= María Lourdes Afiuni =

Venezuelan judge (born 1963)

María Lourdes Afiuni Mora (born 8 June 1963) is a Venezuelan judge. She was head of the 31st Control Court of Caracas before she was arrested in 2009 on charges of corruption after ordering the conditional release on bail of businessman Eligio Cedeño, who then fled the country. She was moved to house arrest in Caracas in February 2011, and granted parole in June 2013, but she is still barred from practicing law, leaving the country, or using her bank account or social networks.

Human rights groups accused the late Venezuelan President Hugo Chávez of creating a climate of fear that threatens the independence of the judiciary. Reuters said Afiuni is "considered by opponents and jurists as one of the most emblematic political prisoners" in Venezuela, because Chávez called for her to be imprisoned.

In March 2019, she was sentenced to 5 years in prison. She was sentenced for corruption, although no alleged amounts involved were specified; the actual sentence was for "spiritual corruption". In July 2019, the United Nations High Commissioner for Human Rights, Michelle Bachelet, announced that the Venezuelan government had released Afiuni, along with journalist Braulio Jatar and 20 detained students. Afiuni's brother and Jatar denounced that they had not received an official statement from Venezuelan judiciary.

Afiuni's detention is considered as a landmark case of the erosion of judicial independence during the Bolivarian Revolution.

==Arrest==
Judge Afiuni was arrested by intelligence officers after ordering the conditional release of businessman Eligio Cedeño on 10 December 2009 pending his trial for evading currency controls. According to the United Nations, she was "charged with corruption, accessory to an escape, criminal conspiracy and abuse of power", and was "denied a public defender". A "pro-Chavez congressman" stated that a bribe was paid to Afiuni; an allegation she denies.

_TO DO_
1: In the Afiuni article, whose conditional release on bail did she order before her 2009 arrest?
2: Can you reproduce everything in the Afiuni article from "In March 2019, she" down to "from Venezuelan judiciary."?

Data extracted from a collection:
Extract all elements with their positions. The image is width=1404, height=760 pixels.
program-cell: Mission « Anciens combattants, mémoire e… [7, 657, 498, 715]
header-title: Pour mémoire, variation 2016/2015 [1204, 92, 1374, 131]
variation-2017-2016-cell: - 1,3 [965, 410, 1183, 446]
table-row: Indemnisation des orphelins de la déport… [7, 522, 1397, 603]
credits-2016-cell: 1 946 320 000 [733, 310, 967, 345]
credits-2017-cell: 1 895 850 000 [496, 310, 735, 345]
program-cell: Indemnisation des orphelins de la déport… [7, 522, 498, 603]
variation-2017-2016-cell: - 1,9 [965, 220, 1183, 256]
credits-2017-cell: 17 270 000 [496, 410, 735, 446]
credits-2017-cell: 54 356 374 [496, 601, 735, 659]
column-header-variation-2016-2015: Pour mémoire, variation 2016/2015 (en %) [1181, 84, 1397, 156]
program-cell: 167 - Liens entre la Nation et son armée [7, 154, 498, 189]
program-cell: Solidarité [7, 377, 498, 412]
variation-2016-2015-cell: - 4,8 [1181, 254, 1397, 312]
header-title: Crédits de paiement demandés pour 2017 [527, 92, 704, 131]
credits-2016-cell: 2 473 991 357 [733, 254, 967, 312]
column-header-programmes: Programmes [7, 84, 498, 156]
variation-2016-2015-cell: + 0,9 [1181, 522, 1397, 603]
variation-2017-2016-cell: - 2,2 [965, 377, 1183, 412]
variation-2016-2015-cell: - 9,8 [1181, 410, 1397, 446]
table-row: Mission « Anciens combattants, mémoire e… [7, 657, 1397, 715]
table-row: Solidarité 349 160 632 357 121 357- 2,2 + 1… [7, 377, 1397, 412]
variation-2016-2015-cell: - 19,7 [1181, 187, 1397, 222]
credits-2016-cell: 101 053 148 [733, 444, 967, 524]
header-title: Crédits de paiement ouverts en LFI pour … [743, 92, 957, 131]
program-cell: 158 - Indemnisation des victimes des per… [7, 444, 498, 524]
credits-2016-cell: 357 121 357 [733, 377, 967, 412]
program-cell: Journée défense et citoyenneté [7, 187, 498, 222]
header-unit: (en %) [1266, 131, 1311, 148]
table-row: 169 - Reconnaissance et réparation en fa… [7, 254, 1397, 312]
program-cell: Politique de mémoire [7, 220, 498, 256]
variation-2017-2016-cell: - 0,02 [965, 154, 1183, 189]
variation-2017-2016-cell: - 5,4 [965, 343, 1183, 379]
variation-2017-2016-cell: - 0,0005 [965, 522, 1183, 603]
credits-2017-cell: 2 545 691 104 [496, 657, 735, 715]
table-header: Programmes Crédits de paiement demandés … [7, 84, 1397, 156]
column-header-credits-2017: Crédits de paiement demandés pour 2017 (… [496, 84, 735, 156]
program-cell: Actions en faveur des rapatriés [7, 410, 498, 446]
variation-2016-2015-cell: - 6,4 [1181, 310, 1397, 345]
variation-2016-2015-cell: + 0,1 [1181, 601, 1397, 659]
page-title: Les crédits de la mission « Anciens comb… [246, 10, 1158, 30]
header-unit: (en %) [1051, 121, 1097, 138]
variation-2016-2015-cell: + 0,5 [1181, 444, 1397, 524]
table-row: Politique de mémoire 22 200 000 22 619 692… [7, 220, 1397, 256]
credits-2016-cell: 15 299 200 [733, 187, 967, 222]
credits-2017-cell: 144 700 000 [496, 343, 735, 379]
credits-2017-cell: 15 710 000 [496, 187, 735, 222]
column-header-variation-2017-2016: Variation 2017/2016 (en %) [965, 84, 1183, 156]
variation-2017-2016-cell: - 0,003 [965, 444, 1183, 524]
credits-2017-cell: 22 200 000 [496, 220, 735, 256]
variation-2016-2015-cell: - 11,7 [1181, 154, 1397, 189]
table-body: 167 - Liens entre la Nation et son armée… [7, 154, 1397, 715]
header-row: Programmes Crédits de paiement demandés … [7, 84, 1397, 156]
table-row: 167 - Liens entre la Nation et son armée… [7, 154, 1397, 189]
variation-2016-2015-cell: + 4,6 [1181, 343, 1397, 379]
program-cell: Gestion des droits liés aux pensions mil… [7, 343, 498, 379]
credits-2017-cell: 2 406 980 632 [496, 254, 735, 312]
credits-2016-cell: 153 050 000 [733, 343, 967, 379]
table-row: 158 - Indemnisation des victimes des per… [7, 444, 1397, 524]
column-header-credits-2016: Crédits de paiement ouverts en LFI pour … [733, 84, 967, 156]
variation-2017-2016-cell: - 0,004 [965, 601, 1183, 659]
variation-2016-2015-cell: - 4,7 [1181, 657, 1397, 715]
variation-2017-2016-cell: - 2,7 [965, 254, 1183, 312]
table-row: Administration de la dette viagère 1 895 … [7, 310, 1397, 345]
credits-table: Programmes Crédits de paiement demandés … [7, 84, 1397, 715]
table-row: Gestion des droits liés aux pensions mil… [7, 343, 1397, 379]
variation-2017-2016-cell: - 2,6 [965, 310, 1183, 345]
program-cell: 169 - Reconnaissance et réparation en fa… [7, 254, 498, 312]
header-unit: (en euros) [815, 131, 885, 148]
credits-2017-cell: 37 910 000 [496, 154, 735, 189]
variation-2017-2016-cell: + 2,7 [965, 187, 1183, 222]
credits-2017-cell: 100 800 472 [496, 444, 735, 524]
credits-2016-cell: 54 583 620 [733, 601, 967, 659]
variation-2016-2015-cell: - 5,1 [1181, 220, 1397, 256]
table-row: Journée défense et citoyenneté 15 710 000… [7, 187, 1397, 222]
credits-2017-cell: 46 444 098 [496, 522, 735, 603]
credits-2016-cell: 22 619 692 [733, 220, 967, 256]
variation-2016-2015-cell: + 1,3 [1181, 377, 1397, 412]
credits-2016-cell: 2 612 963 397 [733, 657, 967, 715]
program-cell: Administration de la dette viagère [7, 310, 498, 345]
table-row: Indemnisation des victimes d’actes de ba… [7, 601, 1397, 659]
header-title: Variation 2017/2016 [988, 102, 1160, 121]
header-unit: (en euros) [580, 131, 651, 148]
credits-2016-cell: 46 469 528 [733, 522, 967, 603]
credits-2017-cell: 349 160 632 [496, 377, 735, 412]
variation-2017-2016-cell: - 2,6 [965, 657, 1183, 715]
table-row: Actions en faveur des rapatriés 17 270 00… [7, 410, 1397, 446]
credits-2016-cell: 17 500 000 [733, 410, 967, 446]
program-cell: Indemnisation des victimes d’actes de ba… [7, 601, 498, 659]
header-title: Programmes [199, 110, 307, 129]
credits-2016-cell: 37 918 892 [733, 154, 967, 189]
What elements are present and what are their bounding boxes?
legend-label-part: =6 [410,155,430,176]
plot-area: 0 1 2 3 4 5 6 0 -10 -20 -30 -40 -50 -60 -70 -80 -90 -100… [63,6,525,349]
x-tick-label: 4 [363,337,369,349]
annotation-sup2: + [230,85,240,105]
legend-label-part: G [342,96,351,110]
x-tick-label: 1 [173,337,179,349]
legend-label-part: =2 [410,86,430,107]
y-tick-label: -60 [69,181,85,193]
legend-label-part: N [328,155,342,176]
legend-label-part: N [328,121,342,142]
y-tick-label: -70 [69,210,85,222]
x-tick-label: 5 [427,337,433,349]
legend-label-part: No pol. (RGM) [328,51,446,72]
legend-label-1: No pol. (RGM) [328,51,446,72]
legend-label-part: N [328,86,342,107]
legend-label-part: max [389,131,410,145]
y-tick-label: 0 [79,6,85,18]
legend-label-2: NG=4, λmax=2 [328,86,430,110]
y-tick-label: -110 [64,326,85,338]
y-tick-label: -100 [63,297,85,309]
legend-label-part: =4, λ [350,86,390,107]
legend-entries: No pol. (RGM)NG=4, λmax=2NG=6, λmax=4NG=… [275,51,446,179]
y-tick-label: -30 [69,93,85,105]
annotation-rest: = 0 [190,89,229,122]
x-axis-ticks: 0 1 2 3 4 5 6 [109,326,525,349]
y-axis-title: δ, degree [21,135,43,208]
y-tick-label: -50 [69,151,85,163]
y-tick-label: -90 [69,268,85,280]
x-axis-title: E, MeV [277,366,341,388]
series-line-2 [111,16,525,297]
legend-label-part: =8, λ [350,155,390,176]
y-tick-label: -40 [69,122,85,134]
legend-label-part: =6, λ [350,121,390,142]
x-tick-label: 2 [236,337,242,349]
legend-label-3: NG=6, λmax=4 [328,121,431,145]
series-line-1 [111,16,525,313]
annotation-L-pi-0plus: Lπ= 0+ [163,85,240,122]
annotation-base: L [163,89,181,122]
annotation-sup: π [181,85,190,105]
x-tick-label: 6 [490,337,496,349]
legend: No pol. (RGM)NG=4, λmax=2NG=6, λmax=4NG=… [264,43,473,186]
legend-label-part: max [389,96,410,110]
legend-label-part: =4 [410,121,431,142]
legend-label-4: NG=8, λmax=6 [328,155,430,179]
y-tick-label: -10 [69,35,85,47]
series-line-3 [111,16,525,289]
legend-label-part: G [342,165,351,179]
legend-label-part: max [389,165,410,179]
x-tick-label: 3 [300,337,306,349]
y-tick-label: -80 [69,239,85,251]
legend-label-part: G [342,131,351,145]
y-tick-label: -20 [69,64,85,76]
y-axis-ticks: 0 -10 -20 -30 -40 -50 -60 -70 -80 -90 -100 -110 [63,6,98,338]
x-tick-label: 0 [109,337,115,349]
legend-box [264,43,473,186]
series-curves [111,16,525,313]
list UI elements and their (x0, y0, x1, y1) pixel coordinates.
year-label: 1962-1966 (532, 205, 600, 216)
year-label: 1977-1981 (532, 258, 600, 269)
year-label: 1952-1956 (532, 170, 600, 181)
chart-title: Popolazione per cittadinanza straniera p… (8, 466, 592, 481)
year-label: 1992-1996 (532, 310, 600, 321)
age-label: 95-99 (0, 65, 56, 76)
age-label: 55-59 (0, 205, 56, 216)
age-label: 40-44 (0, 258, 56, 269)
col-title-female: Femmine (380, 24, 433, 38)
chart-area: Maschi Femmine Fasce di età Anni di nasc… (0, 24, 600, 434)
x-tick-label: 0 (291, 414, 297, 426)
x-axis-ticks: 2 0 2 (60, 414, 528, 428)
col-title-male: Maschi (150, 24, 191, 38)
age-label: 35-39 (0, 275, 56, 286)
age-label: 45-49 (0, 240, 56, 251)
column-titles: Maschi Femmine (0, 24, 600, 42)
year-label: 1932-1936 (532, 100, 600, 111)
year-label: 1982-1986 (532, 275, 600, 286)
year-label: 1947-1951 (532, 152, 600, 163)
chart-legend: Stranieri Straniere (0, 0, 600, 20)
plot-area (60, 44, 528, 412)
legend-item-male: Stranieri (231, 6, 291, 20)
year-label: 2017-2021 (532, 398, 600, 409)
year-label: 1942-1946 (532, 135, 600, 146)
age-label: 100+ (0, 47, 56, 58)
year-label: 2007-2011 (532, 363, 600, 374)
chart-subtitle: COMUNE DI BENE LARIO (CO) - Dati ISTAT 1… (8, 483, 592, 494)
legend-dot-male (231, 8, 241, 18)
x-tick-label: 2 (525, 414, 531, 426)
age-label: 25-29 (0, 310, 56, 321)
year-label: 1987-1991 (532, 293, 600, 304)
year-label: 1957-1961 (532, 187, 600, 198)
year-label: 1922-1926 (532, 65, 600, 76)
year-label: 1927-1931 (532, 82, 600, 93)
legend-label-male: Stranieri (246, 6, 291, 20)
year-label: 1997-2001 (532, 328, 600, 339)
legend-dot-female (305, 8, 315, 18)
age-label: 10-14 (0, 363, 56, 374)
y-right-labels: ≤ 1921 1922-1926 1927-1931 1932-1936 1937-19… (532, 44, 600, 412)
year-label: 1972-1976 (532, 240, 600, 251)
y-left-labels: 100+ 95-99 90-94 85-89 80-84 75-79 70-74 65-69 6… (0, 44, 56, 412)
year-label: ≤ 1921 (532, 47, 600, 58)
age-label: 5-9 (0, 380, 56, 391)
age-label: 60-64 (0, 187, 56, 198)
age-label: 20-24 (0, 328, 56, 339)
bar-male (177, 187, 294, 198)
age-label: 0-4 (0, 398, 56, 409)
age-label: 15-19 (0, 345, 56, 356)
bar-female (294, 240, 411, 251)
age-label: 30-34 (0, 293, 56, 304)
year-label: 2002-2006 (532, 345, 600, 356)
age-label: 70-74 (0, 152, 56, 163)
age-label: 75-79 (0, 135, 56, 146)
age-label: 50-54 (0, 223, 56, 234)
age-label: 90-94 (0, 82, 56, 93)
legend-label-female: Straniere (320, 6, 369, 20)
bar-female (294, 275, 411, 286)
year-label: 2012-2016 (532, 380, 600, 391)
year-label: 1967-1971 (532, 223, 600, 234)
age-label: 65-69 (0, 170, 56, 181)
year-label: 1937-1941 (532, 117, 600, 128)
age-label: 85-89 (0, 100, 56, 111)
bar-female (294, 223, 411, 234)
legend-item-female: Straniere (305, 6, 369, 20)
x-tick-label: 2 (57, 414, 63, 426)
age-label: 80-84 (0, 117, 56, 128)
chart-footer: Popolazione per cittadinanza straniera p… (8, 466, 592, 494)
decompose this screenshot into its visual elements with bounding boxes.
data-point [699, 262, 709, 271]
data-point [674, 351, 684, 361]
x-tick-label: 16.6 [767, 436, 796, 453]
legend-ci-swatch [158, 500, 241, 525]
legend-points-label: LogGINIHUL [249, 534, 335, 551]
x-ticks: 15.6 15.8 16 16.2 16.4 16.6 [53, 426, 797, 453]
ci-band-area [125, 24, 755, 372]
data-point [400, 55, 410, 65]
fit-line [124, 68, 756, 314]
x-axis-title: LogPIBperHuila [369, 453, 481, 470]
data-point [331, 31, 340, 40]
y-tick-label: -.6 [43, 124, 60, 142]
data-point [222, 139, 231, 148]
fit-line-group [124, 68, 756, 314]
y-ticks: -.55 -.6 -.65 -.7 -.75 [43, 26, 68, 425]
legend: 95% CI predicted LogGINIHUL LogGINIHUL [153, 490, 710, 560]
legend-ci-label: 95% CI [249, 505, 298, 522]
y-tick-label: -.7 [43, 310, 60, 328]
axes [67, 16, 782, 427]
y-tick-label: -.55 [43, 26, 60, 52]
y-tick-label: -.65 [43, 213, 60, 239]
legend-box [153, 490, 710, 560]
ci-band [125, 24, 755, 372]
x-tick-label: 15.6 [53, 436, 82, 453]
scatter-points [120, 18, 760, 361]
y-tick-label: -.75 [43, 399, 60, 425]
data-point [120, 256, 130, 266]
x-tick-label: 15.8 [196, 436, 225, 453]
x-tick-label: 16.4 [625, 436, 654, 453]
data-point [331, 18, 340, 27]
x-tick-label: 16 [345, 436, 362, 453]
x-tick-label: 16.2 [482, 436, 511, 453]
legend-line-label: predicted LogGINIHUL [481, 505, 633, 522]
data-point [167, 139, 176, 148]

_SOLUTIONS BY TASK_
1: Businessman Eligio Cedeño

2:
In March 2019, she was sentenced to 5 years in prison. She was sentenced for corruption, although no alleged amounts involved were specified; the actual sentence was for "spiritual corruption". In July 2019, the United Nations High Commissioner for Human Rights, Michelle Bachelet, announced that the Venezuelan government had released Afiuni, along with journalist Braulio Jatar and 20 detained students. Afiuni's brother and Jatar denounced that they had not received an official statement from Venezuelan judiciary.